» **WHAT THIS TASK INVOLVES**: Give only the count of lines containing "name".

** Begin RECORDS SHOWN **

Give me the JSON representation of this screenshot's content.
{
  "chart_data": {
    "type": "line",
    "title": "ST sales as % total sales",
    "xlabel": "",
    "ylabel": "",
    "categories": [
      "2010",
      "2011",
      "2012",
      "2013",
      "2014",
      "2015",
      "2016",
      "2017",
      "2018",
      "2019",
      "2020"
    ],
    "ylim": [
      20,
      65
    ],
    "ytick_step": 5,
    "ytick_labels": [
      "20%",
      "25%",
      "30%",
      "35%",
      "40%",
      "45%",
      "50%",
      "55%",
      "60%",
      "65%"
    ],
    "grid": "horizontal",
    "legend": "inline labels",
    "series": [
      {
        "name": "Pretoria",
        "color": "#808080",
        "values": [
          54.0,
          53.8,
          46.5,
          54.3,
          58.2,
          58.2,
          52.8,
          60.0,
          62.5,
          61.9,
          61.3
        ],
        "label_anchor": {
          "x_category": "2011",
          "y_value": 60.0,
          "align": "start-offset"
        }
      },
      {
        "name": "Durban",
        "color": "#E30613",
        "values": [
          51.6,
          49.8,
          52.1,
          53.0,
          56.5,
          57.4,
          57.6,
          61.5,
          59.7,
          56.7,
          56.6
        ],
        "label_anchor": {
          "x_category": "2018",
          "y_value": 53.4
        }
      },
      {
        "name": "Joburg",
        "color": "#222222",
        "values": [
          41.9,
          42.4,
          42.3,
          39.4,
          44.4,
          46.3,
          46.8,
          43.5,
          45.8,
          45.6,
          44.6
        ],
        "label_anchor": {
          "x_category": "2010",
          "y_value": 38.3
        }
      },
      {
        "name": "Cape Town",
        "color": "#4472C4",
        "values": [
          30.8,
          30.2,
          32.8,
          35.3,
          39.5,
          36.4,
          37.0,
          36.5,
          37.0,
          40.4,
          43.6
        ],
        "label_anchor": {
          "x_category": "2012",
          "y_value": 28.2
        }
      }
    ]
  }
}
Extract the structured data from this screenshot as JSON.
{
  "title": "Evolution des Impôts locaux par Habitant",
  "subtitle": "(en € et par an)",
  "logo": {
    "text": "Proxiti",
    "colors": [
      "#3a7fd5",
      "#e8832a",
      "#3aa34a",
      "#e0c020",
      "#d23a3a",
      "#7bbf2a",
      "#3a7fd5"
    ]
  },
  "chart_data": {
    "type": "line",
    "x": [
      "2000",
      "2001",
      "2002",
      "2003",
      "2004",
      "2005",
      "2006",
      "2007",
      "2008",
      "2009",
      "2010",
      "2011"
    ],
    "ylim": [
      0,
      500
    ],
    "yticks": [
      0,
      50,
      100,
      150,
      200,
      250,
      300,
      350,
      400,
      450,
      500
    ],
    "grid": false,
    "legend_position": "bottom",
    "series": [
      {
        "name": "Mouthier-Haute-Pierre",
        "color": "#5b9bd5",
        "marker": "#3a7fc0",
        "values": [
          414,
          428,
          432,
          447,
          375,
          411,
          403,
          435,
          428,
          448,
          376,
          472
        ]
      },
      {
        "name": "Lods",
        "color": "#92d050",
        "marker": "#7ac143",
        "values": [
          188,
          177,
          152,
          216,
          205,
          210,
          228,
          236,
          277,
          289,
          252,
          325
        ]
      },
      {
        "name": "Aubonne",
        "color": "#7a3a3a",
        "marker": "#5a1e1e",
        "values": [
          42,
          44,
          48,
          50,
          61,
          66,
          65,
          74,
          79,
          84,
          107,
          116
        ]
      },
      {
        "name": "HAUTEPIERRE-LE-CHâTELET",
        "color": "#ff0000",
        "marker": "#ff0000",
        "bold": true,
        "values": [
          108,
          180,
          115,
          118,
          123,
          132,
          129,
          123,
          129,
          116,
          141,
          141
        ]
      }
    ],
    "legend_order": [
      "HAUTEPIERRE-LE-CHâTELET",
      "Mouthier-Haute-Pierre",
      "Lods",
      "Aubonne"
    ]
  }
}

** End RECORDS SHOWN **

» **EXERCISE OUTPUT**: 8